Find the lines of data that contain the string "edges", then list them.

Figure collection entries:
◆ ◆ ◆ ◆
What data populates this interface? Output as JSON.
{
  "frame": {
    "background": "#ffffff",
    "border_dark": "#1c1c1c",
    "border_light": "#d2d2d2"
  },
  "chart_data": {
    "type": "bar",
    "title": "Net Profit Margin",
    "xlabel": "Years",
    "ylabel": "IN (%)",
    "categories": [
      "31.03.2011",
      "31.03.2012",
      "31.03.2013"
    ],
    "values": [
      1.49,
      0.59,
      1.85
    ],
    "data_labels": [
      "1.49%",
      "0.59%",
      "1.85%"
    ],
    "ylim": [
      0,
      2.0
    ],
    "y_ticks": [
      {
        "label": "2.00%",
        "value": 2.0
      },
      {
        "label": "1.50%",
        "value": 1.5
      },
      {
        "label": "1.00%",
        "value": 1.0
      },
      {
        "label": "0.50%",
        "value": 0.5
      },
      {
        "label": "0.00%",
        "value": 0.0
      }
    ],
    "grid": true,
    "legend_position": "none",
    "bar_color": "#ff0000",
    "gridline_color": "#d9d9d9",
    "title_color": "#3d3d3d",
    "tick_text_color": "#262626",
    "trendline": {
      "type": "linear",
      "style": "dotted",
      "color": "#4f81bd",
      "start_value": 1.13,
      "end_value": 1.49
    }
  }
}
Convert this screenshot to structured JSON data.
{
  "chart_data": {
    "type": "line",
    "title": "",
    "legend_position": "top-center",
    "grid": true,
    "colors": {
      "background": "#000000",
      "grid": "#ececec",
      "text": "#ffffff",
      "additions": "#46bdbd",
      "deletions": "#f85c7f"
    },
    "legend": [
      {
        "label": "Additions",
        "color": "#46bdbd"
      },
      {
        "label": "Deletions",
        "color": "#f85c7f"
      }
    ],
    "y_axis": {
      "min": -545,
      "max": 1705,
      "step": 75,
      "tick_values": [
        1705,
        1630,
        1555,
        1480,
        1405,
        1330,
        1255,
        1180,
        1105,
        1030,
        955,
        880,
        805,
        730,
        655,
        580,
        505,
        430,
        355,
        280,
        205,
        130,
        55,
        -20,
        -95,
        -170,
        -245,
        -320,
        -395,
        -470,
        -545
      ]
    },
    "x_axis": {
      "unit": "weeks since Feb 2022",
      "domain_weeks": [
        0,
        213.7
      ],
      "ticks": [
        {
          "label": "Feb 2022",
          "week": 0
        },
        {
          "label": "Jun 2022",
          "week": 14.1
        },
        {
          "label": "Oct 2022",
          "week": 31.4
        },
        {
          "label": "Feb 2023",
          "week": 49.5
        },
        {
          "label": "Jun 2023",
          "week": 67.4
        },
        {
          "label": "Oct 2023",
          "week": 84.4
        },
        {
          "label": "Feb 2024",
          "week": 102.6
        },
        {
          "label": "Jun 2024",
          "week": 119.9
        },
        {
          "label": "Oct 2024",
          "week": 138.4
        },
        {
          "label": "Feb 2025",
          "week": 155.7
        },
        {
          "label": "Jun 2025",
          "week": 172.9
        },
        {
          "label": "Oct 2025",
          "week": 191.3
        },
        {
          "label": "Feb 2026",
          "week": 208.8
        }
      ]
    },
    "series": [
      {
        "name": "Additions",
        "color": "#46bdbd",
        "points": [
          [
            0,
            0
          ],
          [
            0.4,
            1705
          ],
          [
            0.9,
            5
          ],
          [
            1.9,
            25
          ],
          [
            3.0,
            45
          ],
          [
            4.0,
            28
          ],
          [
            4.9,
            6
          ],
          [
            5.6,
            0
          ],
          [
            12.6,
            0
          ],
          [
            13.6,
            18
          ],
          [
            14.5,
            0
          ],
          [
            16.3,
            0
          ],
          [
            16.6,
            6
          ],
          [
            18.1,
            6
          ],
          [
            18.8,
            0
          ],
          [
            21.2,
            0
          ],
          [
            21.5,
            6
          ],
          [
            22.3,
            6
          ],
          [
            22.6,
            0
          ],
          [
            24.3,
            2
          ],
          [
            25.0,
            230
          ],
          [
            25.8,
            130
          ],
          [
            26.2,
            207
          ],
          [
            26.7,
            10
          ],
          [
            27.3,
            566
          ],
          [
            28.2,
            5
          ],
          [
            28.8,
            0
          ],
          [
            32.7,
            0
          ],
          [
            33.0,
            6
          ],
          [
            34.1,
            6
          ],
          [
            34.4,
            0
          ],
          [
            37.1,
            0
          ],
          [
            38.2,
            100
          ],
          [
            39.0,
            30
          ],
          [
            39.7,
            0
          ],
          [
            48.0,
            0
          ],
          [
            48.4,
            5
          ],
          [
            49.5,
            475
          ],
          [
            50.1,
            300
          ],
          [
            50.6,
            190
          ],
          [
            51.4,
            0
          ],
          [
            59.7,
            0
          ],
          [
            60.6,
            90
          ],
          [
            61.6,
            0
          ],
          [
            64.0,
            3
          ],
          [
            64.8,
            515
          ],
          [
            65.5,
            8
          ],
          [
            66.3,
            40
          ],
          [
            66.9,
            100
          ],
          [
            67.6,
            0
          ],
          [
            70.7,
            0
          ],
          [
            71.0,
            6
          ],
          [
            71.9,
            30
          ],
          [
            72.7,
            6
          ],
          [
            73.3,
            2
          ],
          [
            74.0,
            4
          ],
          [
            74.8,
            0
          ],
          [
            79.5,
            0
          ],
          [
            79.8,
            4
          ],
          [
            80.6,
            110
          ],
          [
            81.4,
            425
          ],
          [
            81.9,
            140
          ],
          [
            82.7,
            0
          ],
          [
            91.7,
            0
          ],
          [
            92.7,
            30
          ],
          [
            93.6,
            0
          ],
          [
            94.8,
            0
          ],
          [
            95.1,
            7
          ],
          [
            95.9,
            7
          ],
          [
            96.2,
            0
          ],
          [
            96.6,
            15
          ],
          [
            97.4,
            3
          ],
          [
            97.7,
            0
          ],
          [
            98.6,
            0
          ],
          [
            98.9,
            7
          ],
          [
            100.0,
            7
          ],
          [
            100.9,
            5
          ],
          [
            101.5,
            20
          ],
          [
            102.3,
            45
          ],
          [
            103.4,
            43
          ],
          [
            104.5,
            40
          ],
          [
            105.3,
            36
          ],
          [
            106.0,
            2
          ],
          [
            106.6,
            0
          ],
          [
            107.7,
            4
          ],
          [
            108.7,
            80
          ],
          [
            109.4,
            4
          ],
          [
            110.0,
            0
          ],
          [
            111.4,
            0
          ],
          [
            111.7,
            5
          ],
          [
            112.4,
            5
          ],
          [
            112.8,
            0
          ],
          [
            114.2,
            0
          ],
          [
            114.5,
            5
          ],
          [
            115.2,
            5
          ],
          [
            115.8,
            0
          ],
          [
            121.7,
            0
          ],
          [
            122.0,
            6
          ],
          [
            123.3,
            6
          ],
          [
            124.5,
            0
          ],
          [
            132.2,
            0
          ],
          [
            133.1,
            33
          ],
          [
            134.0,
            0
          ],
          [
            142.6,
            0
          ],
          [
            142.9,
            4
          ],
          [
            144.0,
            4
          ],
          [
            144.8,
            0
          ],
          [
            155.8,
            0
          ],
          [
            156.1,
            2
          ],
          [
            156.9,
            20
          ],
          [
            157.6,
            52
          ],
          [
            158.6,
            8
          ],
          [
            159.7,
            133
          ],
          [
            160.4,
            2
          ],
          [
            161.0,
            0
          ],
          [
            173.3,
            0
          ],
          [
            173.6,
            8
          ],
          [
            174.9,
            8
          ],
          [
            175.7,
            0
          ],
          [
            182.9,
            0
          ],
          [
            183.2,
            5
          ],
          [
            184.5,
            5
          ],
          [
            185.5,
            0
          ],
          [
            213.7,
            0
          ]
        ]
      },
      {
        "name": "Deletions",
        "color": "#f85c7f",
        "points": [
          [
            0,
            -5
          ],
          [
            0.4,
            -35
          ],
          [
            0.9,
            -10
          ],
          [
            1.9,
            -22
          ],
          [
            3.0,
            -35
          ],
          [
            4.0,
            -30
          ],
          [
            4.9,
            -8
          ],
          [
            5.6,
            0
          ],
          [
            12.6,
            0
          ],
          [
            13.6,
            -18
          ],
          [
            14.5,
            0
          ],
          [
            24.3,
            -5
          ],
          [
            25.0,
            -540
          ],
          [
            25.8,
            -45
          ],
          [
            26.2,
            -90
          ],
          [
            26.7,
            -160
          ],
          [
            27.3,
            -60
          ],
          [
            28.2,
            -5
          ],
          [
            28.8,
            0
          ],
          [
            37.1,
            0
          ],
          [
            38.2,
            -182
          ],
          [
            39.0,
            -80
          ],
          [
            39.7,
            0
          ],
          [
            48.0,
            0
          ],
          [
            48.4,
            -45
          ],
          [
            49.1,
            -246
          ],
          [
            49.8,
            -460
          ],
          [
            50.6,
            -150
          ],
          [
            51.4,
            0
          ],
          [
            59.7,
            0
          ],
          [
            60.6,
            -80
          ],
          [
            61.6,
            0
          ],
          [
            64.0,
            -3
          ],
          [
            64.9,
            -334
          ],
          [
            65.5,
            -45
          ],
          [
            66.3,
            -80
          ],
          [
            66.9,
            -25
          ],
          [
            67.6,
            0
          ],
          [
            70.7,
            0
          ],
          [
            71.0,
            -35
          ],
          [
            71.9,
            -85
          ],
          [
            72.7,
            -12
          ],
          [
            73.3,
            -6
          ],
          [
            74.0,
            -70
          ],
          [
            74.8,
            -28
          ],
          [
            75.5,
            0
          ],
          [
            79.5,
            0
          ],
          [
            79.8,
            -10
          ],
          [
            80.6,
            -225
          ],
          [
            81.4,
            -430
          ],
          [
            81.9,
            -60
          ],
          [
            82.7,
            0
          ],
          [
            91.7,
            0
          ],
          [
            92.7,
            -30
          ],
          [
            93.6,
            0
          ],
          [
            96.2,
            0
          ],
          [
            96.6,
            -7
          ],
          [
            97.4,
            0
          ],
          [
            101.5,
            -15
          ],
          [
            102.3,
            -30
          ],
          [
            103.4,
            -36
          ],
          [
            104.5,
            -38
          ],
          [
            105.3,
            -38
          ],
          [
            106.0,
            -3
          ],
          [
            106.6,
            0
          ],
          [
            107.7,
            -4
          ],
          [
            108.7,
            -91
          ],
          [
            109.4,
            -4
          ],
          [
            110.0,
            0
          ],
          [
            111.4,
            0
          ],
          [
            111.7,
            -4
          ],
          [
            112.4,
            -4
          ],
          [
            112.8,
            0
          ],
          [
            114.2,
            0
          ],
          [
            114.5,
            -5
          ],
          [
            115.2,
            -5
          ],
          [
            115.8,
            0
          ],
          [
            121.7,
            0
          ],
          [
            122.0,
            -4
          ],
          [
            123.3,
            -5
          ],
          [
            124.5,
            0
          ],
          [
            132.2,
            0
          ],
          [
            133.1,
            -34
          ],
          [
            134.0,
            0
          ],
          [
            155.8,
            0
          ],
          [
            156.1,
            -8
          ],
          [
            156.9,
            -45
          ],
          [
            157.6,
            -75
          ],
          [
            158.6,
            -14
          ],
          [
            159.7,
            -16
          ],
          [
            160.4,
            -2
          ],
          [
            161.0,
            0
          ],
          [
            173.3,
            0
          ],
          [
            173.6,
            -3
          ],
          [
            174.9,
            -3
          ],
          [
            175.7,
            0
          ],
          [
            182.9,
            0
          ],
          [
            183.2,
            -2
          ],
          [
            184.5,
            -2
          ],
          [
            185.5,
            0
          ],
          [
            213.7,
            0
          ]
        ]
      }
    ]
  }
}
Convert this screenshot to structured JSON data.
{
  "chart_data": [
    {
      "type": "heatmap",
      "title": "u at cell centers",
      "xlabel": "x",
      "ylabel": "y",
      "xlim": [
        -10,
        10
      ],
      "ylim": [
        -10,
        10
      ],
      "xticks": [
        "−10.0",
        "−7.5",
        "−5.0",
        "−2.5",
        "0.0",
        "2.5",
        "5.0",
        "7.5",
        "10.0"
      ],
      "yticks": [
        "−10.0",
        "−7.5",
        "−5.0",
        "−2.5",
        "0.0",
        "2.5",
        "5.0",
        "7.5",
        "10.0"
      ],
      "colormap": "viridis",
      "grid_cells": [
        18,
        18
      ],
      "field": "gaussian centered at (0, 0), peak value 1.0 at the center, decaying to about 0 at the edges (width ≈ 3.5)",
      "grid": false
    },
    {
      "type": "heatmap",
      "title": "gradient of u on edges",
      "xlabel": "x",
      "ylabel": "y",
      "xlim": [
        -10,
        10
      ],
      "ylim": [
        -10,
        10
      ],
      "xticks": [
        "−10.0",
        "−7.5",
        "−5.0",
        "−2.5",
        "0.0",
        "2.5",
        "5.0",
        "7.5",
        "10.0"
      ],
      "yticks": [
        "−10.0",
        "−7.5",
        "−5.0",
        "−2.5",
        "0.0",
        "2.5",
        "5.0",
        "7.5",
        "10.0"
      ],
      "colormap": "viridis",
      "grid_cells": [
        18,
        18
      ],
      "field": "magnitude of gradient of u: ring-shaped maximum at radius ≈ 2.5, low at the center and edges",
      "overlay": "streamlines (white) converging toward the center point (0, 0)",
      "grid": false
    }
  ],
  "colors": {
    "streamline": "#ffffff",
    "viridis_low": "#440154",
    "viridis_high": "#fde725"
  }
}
◆ ◆ ◆ ◆
Exercise answer:
      "field": "gaussian centered at (0, 0), peak value 1.0 at the center, decaying to about 0 at the edges (width ≈ 3.5)",
      "title": "gradient of u on edges",
      "field": "magnitude of gradient of u: ring-shaped maximum at radius ≈ 2.5, low at the center and edges",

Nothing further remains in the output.